REQUIRED TASK ::
Count the lines containing "object". Give the number alone.
# # # # # # #
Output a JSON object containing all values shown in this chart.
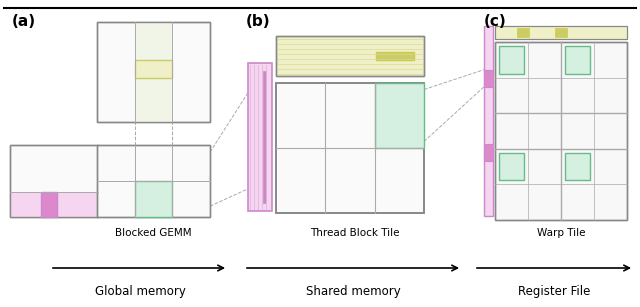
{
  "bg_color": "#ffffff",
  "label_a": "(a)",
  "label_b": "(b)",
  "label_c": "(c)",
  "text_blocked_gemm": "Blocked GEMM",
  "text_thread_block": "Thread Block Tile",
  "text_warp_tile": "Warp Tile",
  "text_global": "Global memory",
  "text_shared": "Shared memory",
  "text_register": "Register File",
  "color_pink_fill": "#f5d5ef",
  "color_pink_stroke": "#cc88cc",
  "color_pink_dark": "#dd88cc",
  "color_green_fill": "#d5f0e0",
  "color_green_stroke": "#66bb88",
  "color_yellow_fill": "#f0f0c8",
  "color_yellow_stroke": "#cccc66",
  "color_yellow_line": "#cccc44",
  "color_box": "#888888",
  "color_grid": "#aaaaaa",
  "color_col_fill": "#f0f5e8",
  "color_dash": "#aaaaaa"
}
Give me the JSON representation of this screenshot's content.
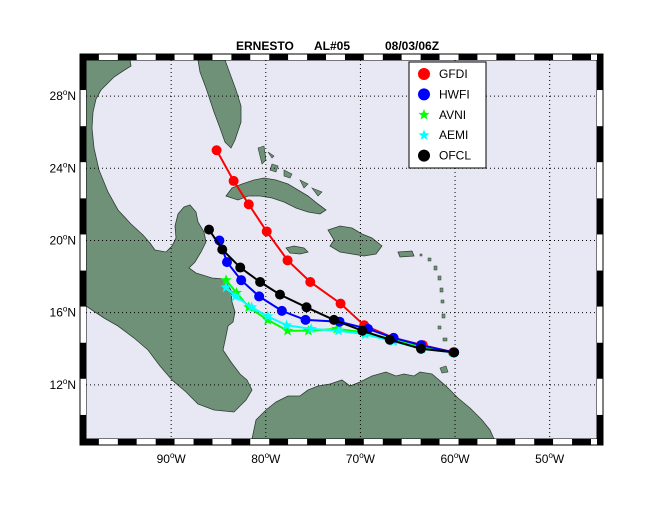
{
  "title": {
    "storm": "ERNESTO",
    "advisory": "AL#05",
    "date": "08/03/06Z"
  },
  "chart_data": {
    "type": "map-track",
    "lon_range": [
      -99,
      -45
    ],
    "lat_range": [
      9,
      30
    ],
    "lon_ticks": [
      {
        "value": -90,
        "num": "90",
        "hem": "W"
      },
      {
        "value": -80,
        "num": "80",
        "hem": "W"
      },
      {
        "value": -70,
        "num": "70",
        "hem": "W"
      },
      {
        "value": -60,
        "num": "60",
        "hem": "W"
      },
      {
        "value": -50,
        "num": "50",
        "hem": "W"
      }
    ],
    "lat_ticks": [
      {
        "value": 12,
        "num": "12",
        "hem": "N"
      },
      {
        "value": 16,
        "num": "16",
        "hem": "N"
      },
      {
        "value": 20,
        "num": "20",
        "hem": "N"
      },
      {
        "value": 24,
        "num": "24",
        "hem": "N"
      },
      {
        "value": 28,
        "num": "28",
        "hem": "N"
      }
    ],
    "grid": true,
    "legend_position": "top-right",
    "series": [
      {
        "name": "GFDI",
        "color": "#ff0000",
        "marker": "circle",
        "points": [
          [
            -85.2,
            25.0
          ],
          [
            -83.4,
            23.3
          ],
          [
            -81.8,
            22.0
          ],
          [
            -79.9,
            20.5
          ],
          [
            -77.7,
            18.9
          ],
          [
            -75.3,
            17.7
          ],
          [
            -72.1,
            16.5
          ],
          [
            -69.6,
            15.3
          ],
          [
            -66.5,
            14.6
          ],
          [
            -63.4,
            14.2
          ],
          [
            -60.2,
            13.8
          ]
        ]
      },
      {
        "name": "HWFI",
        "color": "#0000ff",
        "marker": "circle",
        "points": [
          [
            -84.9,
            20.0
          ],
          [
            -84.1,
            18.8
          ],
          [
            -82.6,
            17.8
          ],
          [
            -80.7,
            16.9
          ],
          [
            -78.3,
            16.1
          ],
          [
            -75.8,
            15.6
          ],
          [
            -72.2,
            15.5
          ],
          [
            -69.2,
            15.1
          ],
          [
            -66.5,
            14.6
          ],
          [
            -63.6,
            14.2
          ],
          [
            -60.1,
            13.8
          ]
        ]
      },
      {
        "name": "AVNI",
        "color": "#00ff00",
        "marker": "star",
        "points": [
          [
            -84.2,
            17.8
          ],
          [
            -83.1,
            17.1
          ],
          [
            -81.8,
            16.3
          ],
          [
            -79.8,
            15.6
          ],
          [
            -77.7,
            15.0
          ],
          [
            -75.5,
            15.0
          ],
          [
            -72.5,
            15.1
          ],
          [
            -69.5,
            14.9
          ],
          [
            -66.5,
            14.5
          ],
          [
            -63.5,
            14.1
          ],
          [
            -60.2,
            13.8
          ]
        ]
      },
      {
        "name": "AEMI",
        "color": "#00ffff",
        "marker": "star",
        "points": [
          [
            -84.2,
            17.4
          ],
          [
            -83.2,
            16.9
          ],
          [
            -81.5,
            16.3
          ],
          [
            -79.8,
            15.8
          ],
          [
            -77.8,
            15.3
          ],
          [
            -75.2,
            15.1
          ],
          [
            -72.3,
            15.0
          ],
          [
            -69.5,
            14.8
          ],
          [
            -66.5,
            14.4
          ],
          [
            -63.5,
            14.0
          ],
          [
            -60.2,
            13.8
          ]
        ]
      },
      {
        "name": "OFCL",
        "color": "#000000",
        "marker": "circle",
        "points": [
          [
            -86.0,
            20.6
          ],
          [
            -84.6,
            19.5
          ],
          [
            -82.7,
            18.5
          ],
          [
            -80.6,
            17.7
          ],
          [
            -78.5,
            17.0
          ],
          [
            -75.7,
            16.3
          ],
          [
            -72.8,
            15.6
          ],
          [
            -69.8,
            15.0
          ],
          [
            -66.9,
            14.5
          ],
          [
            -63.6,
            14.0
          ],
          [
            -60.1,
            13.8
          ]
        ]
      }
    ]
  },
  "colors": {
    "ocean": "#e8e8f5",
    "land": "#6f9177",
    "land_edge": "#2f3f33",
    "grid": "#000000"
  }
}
# # # # # # #
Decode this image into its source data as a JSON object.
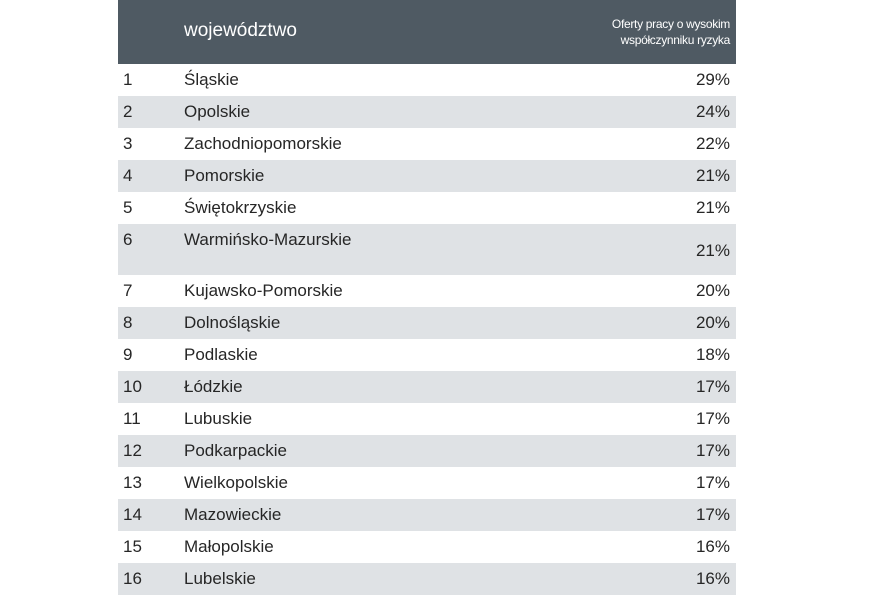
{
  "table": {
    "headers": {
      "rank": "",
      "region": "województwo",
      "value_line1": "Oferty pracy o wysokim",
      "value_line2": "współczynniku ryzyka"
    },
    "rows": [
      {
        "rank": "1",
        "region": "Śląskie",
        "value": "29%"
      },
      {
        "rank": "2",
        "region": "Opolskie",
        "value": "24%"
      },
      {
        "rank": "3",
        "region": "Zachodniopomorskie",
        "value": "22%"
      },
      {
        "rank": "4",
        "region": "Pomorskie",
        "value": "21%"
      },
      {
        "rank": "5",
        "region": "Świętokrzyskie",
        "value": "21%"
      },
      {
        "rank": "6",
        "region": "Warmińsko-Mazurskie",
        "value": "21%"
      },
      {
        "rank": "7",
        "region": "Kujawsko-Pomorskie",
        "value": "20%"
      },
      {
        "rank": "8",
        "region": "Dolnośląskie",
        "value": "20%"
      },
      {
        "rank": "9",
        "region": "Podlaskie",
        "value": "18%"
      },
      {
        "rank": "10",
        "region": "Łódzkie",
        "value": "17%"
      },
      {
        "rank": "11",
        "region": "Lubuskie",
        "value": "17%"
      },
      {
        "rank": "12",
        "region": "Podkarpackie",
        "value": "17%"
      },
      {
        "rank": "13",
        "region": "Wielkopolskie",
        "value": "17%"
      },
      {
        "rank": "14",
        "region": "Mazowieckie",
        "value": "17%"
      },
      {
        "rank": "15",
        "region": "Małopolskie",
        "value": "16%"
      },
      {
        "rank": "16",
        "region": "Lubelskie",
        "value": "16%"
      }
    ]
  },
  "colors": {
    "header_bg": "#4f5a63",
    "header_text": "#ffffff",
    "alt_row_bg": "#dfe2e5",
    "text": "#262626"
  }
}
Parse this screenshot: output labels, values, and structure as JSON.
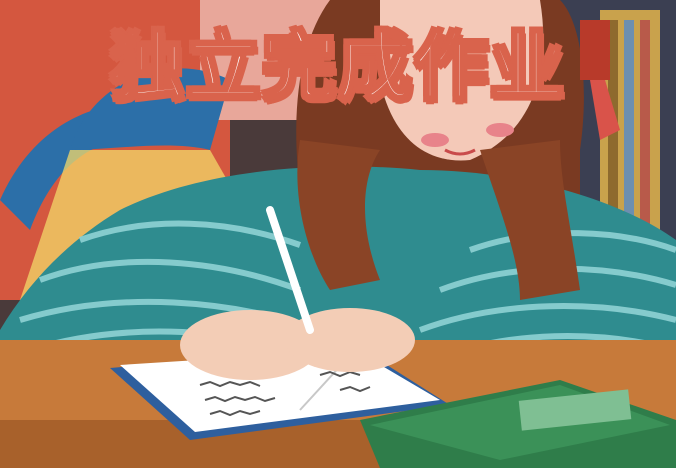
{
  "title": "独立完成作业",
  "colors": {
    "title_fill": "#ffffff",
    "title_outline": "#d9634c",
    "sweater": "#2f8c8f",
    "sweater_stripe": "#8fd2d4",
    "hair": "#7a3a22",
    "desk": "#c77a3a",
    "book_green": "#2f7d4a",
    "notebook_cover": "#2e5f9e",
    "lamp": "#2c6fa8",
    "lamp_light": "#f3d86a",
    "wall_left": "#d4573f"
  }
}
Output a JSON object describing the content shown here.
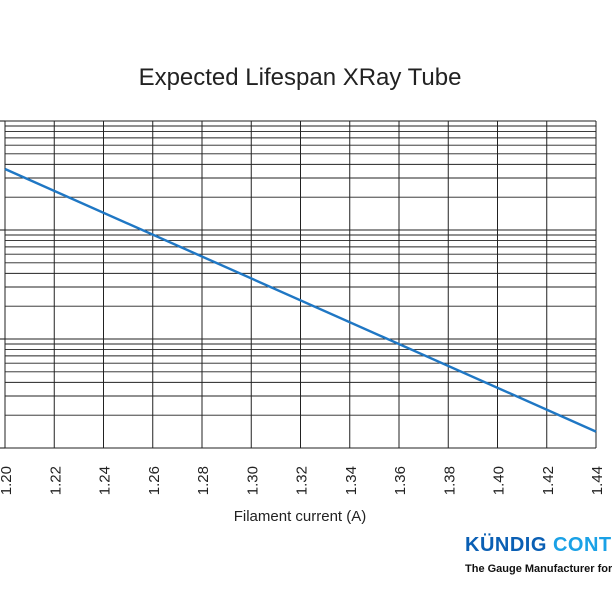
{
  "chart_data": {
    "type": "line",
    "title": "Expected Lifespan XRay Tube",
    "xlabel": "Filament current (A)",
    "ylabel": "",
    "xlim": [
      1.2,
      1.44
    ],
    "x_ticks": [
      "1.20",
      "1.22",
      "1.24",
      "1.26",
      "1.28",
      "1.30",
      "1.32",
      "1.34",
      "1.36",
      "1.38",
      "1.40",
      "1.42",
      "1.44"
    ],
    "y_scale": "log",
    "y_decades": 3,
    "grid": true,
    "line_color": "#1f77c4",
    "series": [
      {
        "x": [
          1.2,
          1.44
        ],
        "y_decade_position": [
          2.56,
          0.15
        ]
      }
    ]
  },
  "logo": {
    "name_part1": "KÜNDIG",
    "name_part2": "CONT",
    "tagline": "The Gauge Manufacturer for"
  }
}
# # # # # # #
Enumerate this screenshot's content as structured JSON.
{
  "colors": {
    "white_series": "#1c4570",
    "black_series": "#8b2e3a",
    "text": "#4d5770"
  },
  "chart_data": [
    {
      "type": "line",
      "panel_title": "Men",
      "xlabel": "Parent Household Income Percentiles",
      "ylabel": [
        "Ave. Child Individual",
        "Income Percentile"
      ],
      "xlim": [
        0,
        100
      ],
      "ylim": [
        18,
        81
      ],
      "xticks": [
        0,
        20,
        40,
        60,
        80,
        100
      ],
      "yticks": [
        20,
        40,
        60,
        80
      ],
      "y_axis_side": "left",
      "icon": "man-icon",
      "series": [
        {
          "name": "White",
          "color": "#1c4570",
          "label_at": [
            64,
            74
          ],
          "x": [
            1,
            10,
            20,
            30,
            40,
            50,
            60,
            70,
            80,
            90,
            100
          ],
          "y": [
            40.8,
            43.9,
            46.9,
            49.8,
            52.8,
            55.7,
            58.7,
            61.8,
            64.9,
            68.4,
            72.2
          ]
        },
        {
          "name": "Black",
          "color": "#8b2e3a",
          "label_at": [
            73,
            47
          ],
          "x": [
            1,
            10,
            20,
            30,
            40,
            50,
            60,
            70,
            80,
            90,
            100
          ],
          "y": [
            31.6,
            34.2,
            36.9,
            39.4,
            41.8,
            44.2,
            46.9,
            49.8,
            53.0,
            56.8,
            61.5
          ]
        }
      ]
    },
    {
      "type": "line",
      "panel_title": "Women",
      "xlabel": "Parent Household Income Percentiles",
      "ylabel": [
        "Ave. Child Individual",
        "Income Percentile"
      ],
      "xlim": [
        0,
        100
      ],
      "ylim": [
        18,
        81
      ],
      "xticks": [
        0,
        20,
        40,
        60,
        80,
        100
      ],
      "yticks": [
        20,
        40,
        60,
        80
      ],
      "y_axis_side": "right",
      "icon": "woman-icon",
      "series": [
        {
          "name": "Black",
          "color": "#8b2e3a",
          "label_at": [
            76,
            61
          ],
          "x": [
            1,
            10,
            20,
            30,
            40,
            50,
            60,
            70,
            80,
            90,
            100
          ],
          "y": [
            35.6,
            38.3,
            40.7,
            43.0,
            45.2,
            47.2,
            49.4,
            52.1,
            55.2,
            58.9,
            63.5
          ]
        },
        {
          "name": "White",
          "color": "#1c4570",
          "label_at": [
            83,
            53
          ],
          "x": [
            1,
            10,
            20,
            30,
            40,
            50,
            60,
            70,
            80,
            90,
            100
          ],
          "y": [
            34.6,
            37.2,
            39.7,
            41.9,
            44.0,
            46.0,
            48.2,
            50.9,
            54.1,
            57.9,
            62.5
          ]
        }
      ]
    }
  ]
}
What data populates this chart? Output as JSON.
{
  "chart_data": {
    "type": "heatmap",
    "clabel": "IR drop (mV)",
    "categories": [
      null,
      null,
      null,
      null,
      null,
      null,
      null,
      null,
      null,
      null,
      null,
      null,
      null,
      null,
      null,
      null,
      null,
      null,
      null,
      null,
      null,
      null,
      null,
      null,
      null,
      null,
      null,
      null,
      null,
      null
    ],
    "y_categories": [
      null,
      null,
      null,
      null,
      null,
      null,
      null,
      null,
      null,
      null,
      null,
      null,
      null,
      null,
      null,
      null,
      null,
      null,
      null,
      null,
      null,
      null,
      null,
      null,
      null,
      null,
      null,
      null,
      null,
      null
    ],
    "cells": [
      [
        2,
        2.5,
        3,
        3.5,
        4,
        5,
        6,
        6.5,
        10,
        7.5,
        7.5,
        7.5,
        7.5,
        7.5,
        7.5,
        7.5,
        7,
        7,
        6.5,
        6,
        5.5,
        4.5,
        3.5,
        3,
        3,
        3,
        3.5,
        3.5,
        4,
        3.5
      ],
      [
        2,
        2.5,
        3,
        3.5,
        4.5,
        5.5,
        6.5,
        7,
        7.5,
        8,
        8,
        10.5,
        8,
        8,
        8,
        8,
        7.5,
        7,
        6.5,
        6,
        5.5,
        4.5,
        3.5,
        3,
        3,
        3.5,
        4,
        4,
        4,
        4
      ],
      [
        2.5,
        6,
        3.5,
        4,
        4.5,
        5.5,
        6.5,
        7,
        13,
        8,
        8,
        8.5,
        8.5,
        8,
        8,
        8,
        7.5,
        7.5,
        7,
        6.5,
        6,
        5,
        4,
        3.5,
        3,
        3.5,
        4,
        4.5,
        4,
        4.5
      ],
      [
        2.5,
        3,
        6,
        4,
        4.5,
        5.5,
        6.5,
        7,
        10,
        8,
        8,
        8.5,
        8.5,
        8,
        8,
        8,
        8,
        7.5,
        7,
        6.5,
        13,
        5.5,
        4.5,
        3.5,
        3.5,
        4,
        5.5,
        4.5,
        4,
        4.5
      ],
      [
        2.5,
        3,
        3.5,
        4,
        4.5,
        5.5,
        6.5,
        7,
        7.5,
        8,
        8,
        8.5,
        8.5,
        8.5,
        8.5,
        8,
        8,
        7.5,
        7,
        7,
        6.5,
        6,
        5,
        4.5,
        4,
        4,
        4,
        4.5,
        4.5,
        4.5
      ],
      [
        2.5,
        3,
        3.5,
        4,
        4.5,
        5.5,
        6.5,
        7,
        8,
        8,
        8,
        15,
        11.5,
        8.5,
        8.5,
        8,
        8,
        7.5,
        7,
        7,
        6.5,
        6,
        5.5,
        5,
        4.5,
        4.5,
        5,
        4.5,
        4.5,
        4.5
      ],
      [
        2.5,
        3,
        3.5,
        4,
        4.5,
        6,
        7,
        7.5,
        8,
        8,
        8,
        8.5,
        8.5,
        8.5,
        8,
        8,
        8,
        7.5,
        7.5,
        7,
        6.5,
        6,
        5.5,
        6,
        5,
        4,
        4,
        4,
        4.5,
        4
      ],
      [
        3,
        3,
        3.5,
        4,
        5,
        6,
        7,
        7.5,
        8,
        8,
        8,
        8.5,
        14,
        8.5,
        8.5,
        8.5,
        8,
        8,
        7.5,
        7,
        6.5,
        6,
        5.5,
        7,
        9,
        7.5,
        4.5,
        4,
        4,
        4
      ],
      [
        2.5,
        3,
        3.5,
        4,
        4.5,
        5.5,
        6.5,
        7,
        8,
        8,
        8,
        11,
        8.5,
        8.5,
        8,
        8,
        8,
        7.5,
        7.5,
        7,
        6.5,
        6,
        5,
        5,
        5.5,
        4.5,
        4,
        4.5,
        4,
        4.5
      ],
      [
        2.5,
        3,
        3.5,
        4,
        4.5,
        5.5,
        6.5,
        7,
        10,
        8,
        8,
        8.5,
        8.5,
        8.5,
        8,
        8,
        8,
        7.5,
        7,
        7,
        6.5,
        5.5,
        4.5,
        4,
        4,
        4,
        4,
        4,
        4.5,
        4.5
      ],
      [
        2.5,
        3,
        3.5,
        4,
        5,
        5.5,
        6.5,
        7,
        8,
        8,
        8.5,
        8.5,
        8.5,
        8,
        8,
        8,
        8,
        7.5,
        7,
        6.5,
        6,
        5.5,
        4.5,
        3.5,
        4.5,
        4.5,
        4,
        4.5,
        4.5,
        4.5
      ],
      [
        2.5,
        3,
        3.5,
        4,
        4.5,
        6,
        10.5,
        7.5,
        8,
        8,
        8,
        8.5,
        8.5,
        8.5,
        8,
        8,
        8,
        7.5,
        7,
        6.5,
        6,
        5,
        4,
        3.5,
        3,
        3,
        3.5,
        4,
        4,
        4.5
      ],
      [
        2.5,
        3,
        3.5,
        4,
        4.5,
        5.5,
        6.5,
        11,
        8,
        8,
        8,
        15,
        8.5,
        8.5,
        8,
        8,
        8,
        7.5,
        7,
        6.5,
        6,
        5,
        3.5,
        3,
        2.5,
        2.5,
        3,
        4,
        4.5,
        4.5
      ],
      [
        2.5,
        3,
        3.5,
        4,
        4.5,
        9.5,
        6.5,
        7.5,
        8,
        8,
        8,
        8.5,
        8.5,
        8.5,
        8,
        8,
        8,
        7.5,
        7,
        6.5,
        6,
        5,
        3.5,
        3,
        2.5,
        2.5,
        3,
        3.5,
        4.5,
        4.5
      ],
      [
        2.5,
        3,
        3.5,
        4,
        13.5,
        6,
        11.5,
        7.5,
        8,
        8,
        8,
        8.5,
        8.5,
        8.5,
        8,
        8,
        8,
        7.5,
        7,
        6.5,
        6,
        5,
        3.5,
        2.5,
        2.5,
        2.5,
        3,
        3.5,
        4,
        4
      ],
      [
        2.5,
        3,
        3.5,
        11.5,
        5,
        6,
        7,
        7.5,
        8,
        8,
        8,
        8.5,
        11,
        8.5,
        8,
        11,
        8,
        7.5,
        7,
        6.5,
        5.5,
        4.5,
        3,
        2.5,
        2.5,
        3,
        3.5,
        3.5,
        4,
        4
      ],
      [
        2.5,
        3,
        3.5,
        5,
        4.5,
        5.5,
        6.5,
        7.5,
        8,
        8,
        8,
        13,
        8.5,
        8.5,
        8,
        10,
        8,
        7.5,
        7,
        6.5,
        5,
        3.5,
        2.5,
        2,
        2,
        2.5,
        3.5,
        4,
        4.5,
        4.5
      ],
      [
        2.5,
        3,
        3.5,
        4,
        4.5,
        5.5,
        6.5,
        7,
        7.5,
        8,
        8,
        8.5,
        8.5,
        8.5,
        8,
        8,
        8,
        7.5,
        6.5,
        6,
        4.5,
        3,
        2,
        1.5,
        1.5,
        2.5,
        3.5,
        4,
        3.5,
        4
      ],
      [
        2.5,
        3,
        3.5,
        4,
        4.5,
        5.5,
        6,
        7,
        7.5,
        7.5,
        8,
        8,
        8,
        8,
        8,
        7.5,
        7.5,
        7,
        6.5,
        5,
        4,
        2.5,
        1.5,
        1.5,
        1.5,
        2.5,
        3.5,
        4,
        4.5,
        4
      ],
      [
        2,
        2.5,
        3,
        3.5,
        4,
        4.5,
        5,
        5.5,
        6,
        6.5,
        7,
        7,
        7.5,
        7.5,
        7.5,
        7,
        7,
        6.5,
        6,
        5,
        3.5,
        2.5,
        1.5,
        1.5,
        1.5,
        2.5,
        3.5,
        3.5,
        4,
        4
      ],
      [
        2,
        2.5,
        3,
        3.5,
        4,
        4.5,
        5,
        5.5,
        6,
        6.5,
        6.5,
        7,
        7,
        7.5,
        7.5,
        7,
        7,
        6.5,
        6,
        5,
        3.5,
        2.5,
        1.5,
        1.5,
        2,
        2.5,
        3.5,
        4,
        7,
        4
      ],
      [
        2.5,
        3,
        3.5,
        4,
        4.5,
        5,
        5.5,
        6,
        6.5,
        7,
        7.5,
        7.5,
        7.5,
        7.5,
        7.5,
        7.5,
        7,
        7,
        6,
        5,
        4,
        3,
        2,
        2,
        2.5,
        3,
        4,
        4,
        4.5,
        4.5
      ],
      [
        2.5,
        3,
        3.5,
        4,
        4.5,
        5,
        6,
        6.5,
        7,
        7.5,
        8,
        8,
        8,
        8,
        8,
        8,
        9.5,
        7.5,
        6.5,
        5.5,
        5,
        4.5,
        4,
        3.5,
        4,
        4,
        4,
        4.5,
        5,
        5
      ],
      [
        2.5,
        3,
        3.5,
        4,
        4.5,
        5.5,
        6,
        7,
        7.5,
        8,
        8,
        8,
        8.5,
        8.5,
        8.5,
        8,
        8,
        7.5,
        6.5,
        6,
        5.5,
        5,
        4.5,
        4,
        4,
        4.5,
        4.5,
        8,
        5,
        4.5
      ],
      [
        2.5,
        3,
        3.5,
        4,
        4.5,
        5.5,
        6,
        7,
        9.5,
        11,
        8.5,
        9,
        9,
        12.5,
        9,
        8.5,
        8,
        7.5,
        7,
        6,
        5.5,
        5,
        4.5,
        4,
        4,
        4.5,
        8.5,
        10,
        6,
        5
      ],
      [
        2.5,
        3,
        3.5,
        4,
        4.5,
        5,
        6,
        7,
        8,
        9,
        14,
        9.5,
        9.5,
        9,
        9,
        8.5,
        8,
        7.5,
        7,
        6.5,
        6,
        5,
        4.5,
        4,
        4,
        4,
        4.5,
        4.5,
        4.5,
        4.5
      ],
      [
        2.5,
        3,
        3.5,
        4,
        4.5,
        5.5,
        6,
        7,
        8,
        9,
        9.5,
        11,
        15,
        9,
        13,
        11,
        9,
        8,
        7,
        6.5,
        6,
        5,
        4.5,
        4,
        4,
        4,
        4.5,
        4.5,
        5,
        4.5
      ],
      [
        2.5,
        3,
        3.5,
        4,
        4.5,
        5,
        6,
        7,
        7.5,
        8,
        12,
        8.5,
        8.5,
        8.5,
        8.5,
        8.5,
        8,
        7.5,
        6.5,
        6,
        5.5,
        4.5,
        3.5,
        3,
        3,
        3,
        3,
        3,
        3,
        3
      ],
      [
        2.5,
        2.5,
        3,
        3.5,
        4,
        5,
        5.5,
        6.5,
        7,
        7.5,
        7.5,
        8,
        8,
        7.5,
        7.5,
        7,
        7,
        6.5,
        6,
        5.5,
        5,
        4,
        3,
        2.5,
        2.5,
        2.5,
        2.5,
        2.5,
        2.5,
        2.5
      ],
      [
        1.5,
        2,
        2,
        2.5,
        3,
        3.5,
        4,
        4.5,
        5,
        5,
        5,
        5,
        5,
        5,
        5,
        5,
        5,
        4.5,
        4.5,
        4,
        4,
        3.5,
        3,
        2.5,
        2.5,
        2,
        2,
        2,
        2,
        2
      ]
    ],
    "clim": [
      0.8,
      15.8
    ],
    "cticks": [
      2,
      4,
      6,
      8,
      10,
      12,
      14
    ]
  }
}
# # # # # # #
COMPLETE RESPONSE ::
3